──────── Exercise inputs

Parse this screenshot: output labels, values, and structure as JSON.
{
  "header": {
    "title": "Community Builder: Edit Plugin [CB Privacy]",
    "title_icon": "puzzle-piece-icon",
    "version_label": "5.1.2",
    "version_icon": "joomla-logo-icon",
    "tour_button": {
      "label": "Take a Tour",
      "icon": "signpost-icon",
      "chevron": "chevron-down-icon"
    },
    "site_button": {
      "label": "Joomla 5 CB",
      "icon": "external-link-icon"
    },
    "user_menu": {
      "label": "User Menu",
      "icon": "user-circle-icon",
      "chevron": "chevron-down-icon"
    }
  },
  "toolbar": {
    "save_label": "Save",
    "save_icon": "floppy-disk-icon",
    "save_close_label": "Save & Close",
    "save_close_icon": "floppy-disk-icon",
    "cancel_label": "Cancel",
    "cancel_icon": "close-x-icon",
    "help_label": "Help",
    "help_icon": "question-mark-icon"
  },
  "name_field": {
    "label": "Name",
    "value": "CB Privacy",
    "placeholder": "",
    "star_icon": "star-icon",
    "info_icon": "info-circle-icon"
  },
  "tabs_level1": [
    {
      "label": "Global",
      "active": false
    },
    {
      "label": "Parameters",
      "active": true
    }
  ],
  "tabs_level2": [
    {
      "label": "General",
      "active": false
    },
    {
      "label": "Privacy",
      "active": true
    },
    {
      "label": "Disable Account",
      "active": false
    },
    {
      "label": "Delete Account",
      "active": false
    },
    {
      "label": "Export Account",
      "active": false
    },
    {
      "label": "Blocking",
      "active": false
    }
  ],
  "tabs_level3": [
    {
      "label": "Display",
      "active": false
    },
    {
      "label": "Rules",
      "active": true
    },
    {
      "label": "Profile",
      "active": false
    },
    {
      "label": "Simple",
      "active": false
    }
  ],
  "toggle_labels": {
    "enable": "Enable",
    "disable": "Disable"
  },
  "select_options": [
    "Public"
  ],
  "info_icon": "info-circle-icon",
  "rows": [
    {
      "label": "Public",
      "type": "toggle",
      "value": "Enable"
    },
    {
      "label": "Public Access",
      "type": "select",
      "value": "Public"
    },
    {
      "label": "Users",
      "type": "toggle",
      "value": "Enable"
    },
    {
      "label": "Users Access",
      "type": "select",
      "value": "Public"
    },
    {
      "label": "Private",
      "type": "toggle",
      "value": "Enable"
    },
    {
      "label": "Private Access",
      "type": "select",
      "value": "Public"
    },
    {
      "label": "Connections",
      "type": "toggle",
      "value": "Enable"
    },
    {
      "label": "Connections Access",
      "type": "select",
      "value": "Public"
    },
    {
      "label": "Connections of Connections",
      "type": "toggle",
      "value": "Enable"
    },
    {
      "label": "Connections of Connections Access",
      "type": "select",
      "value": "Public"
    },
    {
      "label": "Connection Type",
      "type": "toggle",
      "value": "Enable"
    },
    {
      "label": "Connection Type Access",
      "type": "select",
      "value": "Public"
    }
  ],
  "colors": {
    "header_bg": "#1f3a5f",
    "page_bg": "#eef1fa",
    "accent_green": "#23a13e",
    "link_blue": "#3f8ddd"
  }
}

────────────────

Make a list of all lines in the data that contain "Connections".

      "label": "Connections",
      "label": "Connections Access",
      "label": "Connections of Connections",
      "label": "Connections of Connections Access",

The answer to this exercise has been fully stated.